Objective
Where a line holds the string "title", return that line.

Records about charts and figures:
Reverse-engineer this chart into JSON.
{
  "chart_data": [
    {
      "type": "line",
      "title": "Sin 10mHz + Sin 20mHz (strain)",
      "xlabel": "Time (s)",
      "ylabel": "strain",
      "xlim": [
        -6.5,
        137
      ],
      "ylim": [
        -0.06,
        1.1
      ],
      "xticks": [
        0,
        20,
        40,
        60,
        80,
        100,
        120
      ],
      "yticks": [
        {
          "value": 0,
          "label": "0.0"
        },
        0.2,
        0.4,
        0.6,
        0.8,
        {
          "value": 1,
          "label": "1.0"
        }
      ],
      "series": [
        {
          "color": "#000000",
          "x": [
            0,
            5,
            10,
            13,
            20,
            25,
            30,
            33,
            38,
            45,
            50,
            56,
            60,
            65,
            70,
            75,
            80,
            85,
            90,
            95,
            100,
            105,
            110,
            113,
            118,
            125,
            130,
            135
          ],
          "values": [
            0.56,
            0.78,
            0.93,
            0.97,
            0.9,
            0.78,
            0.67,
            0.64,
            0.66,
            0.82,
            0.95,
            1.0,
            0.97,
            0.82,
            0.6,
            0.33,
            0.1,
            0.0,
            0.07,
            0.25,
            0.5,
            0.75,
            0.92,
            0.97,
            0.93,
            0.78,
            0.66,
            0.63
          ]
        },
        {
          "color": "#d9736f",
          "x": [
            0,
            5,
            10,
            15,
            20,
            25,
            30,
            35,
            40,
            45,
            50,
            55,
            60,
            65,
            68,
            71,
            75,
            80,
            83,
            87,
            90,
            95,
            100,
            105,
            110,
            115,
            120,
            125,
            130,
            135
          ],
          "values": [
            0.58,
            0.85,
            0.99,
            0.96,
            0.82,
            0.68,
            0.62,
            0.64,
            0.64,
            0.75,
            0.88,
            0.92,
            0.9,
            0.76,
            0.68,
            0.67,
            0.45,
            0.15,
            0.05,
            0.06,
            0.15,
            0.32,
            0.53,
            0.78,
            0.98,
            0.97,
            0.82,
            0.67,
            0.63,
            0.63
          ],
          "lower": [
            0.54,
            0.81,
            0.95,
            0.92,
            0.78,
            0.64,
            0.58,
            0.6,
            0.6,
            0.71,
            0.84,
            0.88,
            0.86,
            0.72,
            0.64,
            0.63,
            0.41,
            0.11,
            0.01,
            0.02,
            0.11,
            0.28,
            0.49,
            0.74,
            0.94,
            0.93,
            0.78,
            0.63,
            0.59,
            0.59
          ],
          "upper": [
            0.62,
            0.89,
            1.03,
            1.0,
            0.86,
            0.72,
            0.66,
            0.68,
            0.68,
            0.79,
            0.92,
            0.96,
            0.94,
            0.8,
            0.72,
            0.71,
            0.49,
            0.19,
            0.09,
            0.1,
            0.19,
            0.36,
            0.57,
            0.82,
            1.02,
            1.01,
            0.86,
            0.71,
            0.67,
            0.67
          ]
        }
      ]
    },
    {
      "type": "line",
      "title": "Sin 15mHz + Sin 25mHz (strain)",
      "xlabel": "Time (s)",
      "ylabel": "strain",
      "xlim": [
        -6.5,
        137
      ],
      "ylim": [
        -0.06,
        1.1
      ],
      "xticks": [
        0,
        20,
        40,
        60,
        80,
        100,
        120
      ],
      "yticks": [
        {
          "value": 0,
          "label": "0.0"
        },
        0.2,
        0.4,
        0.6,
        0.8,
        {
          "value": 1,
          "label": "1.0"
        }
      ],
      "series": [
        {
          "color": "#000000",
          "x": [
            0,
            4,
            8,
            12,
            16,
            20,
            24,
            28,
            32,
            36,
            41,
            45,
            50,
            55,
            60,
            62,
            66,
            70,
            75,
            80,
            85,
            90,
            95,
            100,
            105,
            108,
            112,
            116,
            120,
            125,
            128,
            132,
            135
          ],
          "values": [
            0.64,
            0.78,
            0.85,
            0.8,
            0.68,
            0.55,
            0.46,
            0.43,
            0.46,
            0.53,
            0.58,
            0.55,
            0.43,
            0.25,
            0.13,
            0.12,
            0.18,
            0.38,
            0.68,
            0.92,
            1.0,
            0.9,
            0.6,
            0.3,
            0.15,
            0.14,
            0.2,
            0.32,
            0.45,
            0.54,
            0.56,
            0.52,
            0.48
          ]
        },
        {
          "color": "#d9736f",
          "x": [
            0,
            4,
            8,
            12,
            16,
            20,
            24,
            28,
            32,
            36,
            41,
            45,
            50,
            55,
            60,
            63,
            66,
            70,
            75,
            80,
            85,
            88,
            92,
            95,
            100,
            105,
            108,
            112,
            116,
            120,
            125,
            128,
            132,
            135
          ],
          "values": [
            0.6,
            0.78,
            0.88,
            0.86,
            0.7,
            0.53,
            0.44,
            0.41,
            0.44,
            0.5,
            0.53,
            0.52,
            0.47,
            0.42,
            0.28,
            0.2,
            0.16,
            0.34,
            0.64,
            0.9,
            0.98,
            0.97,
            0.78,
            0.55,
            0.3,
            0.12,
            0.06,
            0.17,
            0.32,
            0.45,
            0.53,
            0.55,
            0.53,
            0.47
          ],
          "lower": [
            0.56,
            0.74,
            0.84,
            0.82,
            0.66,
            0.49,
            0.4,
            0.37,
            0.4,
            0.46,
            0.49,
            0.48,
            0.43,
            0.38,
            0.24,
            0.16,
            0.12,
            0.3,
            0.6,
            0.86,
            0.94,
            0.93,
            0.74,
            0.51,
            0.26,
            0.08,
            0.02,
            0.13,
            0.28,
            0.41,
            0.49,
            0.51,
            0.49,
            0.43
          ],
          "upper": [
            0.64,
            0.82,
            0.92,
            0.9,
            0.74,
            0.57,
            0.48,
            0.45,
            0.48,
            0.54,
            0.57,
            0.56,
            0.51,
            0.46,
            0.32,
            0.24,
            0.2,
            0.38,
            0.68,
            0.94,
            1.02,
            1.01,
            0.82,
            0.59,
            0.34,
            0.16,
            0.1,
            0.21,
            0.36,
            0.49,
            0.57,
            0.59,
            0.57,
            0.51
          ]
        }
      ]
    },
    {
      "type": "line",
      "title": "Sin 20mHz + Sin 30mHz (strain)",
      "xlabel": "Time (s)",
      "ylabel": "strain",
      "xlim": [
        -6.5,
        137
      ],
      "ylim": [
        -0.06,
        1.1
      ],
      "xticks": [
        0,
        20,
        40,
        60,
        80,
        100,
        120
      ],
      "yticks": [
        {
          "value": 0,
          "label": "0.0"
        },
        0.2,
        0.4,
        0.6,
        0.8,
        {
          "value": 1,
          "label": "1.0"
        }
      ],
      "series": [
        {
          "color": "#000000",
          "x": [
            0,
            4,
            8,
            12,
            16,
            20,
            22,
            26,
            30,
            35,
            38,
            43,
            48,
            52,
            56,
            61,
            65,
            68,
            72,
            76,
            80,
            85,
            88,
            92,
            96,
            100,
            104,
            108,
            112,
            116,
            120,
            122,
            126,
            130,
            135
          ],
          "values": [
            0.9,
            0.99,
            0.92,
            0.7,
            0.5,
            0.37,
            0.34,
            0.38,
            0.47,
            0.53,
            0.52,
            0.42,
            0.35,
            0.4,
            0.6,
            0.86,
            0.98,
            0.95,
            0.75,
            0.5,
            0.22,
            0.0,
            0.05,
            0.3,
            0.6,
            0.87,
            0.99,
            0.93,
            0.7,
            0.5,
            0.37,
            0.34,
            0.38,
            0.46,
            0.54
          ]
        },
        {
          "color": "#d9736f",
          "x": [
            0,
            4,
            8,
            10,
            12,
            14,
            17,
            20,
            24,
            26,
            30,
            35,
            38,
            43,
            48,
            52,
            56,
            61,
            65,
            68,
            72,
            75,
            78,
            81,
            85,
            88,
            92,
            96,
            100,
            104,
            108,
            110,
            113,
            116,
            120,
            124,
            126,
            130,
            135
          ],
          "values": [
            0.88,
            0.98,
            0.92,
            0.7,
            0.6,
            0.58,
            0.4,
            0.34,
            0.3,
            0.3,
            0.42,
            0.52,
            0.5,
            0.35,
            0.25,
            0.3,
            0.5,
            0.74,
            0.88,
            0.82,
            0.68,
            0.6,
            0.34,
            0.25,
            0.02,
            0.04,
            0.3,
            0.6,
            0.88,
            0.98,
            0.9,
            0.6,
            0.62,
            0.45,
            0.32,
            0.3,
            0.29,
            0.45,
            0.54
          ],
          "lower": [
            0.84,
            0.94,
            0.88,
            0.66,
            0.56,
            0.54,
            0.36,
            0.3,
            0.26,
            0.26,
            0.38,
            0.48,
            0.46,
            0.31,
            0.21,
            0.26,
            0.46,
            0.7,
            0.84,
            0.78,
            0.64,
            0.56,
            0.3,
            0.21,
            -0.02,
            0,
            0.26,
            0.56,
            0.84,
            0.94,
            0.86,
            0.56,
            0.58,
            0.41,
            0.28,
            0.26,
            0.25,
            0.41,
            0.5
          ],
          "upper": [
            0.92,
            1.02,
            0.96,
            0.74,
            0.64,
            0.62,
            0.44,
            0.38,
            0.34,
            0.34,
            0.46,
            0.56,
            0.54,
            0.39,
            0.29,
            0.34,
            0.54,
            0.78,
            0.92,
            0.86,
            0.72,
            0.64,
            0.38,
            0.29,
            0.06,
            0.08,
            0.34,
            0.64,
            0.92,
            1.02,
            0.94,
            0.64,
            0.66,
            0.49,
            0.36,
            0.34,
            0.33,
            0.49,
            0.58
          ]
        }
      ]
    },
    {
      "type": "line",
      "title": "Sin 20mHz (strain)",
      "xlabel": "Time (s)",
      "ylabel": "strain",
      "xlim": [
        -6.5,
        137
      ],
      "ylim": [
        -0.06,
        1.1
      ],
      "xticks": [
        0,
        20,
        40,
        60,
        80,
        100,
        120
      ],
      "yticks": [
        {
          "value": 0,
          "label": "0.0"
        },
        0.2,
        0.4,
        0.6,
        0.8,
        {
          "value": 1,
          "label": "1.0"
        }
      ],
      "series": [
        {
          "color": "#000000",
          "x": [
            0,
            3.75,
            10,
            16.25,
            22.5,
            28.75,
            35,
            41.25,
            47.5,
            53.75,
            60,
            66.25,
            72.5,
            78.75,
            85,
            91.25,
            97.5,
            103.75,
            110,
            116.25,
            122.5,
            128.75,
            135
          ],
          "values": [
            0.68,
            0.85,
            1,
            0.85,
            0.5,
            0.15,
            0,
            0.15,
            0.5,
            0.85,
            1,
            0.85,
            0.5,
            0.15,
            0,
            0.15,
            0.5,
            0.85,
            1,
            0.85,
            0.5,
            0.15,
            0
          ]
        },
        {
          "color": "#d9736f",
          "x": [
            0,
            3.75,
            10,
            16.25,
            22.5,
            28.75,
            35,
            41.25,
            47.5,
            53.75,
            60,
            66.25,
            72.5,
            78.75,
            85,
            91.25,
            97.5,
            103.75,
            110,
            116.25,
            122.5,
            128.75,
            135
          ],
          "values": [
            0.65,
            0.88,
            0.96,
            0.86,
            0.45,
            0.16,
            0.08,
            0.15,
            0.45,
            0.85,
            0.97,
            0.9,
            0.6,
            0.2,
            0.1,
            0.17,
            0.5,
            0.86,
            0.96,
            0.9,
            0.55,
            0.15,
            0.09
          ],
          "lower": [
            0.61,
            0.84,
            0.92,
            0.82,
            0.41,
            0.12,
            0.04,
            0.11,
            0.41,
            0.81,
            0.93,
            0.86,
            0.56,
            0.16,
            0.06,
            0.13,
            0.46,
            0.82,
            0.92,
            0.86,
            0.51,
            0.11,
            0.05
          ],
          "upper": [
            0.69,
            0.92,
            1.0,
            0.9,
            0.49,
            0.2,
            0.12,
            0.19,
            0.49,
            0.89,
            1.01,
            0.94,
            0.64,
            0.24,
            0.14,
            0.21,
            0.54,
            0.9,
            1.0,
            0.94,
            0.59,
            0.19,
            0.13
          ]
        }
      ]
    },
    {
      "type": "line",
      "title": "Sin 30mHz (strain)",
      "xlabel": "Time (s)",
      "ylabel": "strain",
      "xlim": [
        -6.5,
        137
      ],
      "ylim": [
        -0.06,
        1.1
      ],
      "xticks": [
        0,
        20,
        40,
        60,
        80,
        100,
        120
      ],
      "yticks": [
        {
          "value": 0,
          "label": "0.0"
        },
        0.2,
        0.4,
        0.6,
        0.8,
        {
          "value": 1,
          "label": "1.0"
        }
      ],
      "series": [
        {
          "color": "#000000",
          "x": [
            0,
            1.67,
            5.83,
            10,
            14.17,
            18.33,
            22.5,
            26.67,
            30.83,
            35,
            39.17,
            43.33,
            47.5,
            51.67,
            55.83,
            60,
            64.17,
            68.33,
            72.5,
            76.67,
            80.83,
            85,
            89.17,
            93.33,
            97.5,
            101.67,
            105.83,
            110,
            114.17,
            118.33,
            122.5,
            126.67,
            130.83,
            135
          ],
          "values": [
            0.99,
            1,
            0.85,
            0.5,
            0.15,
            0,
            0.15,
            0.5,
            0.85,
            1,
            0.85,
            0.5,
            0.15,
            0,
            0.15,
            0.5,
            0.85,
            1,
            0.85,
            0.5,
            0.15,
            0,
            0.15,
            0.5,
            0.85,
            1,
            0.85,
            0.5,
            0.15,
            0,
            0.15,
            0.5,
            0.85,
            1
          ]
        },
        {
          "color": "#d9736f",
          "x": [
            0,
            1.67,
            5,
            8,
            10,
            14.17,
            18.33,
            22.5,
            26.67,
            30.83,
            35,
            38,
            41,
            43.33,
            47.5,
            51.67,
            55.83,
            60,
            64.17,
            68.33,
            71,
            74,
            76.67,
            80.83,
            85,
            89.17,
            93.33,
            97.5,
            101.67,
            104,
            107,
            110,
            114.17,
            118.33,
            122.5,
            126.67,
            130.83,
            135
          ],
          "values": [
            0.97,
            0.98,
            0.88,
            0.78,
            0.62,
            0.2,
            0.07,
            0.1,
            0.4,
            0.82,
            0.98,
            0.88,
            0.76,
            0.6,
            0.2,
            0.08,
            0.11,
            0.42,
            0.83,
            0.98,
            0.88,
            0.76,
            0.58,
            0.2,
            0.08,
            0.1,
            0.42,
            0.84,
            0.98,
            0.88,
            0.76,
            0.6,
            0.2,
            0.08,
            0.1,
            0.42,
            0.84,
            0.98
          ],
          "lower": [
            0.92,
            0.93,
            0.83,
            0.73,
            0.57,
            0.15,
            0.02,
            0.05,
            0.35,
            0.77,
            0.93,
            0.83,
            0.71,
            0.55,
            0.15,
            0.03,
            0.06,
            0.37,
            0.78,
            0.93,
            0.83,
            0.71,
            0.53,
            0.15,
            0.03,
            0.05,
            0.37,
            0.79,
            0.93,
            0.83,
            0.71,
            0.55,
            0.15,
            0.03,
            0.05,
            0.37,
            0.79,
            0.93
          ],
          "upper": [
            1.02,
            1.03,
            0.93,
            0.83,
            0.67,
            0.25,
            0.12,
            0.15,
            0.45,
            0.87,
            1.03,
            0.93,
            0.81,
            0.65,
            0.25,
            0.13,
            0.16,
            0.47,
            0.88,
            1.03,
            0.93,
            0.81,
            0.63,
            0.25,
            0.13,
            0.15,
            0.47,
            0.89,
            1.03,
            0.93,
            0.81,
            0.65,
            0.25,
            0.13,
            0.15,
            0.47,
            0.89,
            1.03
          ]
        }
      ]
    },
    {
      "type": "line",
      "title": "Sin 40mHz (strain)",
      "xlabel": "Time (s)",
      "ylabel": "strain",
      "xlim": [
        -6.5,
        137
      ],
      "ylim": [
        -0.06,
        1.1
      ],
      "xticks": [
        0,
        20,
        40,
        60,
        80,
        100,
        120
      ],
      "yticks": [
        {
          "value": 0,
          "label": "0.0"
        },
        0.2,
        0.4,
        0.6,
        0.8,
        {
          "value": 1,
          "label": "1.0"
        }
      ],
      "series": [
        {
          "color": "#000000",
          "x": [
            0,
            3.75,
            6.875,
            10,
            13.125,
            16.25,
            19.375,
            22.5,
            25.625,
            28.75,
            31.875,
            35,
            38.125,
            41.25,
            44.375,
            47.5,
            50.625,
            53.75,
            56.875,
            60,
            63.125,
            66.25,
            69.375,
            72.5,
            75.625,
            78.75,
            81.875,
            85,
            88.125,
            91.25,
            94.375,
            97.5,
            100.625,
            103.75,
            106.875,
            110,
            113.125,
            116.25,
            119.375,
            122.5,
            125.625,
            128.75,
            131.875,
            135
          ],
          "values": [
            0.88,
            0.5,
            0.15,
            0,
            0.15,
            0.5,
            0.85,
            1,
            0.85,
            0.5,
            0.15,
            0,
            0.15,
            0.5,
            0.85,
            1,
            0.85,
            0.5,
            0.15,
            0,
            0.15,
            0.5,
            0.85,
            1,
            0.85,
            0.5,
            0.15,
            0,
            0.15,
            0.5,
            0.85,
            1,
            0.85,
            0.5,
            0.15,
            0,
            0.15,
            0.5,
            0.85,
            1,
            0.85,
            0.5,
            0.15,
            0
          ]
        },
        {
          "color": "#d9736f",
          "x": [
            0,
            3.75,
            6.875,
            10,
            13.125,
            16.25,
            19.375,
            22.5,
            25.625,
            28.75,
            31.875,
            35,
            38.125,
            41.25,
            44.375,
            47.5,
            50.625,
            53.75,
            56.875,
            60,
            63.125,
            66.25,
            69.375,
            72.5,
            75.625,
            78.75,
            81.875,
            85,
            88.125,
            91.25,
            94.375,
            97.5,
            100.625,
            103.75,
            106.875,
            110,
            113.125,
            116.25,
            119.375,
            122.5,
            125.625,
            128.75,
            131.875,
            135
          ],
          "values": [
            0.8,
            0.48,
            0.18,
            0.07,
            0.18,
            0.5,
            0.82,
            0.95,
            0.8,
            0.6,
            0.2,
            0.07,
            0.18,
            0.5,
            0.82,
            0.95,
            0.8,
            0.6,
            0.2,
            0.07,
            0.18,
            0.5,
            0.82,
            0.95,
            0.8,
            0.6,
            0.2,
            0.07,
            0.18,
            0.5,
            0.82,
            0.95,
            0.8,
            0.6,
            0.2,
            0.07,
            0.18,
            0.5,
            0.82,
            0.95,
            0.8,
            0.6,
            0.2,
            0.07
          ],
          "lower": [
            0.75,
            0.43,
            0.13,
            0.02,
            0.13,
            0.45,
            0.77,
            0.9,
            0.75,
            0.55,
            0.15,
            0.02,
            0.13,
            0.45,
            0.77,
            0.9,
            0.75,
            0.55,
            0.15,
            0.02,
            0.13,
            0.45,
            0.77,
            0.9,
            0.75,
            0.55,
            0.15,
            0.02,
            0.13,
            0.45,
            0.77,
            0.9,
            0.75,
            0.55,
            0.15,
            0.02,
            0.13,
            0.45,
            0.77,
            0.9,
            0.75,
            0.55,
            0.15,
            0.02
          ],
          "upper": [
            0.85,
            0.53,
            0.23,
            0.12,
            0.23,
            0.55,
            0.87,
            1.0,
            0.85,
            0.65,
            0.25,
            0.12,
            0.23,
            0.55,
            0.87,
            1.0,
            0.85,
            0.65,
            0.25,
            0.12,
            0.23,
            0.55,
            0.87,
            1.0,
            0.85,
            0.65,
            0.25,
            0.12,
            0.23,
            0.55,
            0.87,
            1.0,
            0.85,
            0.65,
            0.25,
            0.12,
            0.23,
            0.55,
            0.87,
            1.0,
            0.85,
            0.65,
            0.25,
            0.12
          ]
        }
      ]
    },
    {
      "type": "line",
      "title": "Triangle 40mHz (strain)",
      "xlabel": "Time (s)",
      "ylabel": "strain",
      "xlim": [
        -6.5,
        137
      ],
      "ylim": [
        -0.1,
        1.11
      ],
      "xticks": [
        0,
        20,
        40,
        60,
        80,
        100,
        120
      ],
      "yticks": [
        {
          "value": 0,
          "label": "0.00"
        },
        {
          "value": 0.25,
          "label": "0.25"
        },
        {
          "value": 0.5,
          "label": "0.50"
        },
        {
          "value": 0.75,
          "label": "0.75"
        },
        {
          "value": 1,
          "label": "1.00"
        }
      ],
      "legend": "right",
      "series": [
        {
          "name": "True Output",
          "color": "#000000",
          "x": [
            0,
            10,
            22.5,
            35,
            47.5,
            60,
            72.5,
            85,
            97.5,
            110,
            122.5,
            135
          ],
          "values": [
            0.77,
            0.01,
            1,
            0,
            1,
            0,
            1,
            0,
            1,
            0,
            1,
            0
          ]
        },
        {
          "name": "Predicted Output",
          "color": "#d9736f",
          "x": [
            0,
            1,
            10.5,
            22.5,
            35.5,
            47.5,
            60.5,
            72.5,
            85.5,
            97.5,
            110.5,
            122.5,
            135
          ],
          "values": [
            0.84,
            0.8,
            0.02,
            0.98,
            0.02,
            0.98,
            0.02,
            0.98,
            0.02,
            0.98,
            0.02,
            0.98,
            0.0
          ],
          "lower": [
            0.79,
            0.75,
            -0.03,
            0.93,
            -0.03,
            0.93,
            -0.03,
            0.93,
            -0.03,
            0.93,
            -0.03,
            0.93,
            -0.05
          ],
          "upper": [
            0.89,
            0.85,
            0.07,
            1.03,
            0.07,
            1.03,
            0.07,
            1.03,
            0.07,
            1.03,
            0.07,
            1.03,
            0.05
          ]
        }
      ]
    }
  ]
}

Worked answer
      "title": "Sin 10mHz + Sin 20mHz (strain)",
      "title": "Sin 15mHz + Sin 25mHz (strain)",
      "title": "Sin 20mHz + Sin 30mHz (strain)",
      "title": "Sin 20mHz (strain)",
      "title": "Sin 30mHz (strain)",
      "title": "Sin 40mHz (strain)",
      "title": "Triangle 40mHz (strain)",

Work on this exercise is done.